Dataset excerpts
=-=-=-=-=
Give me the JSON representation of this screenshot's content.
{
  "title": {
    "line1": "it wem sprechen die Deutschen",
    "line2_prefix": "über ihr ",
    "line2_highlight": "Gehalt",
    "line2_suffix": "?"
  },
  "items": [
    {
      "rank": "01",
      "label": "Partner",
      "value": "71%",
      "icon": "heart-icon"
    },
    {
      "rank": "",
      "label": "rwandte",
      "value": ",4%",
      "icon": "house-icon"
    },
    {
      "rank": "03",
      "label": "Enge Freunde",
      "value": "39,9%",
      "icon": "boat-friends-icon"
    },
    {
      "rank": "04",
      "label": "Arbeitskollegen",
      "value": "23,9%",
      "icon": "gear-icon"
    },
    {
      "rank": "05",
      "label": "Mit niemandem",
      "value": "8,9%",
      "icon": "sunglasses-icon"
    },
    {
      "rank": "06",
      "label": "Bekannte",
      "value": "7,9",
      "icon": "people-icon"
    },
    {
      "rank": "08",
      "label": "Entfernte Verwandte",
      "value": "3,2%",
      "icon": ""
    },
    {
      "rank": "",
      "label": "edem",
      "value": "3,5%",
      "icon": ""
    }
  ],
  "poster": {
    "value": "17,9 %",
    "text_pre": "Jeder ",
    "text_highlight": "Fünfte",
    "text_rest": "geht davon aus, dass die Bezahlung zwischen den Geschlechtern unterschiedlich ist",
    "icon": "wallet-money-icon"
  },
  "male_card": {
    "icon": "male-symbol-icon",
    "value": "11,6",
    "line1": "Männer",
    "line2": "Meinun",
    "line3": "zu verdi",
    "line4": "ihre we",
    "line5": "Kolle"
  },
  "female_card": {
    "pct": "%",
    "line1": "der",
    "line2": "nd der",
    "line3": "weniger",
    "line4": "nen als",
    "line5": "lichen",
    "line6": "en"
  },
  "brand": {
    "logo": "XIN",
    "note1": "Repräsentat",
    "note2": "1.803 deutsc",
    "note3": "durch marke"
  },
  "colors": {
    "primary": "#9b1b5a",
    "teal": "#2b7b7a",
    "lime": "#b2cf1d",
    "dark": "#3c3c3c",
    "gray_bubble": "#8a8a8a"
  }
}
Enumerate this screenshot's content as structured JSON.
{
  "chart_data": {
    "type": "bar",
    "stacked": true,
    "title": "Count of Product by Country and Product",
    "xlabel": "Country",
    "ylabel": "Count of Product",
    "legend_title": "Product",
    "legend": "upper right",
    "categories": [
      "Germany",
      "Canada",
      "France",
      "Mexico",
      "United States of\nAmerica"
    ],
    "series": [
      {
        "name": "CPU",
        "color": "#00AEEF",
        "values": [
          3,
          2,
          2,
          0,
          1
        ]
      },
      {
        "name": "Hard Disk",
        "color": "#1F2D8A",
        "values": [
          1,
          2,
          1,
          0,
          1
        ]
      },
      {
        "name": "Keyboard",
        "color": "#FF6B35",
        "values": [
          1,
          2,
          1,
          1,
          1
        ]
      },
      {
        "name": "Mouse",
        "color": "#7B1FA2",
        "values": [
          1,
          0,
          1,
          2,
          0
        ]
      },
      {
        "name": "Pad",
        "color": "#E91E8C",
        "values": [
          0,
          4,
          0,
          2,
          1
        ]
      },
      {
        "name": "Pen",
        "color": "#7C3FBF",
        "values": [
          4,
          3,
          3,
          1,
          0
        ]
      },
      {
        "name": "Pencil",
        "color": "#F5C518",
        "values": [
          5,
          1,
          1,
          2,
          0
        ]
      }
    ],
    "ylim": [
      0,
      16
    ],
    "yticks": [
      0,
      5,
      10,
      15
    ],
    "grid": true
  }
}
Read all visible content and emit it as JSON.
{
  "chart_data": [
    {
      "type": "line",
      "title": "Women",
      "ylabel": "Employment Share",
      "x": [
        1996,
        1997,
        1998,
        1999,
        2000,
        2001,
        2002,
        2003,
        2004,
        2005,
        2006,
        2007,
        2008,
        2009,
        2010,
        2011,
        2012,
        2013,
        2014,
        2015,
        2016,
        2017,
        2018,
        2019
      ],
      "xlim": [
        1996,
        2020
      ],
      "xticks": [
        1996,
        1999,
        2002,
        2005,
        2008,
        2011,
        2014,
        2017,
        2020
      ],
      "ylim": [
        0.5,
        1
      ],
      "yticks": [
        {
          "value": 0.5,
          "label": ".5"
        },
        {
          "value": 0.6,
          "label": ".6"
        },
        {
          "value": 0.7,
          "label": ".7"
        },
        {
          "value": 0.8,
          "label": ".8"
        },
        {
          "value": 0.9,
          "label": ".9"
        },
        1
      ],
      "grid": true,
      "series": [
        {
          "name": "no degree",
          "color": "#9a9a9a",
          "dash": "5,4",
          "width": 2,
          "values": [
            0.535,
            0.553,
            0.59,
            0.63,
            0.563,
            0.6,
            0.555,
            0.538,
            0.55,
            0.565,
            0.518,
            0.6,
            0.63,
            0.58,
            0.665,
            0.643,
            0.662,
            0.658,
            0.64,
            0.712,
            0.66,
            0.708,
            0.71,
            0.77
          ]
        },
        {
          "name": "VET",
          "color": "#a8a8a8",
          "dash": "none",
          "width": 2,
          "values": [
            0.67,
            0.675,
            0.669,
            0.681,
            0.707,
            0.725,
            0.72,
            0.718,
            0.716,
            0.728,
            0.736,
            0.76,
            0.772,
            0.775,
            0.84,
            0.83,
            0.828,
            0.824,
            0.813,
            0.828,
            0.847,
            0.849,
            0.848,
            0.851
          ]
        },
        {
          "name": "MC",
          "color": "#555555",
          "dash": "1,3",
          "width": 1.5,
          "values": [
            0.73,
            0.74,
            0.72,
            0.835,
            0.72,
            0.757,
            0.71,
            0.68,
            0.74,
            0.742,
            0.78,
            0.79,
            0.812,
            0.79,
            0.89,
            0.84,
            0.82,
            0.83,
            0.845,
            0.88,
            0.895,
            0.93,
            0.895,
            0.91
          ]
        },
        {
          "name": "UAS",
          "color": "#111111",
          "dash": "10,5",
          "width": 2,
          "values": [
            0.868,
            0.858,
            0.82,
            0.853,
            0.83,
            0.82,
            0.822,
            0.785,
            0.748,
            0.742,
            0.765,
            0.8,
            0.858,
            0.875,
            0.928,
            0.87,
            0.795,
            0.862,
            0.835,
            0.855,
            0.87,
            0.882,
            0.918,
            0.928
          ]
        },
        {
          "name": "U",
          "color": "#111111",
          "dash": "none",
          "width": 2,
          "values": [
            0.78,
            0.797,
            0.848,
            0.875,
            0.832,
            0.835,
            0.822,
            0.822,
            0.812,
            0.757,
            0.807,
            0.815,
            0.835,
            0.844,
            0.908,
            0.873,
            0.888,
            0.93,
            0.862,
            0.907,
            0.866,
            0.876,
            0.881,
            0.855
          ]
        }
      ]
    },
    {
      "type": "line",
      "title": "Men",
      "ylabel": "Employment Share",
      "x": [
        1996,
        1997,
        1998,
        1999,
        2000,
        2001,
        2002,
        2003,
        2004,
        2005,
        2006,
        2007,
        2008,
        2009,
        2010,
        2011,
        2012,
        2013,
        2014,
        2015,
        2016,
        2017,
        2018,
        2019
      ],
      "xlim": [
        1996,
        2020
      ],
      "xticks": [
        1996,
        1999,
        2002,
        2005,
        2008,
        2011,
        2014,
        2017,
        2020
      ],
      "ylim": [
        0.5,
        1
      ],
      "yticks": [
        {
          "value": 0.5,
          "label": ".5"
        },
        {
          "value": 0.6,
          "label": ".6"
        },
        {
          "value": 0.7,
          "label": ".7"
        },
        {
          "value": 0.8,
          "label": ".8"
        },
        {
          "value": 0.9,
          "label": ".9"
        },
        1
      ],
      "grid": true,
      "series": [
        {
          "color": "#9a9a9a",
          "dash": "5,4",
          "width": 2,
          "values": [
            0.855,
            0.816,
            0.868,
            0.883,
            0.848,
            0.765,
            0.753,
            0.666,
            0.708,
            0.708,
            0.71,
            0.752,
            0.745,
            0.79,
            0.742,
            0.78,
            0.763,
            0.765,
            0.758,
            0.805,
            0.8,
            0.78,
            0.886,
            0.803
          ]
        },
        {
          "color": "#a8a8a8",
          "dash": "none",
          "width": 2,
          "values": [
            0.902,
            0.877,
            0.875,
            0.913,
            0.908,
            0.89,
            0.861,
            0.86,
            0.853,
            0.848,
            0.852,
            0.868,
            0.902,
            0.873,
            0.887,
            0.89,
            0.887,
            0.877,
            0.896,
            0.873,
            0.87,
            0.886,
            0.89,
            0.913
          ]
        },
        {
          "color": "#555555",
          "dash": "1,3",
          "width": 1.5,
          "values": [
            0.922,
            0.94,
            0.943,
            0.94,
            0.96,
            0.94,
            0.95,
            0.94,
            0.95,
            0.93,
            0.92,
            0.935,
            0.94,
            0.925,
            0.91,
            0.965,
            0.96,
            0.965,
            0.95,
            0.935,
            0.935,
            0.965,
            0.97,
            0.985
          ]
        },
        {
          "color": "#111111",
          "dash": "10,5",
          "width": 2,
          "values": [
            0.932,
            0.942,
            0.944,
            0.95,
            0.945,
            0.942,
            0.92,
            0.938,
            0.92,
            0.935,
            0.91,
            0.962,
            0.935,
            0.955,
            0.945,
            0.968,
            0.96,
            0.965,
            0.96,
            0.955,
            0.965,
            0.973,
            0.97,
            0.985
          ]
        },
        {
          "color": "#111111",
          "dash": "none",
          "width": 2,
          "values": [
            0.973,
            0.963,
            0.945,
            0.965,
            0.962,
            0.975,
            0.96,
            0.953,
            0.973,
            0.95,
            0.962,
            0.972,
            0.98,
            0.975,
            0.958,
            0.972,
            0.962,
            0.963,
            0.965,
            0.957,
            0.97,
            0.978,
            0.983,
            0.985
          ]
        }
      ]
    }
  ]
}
=-=-=-=-=
Work to do
Sift through the entries and copy every line with "icon".

Finished task
      "icon": "heart-icon"
      "icon": "house-icon"
      "icon": "boat-friends-icon"
      "icon": "gear-icon"
      "icon": "sunglasses-icon"
      "icon": "people-icon"
      "icon": ""
      "icon": ""
    "icon": "wallet-money-icon"
    "icon": "male-symbol-icon",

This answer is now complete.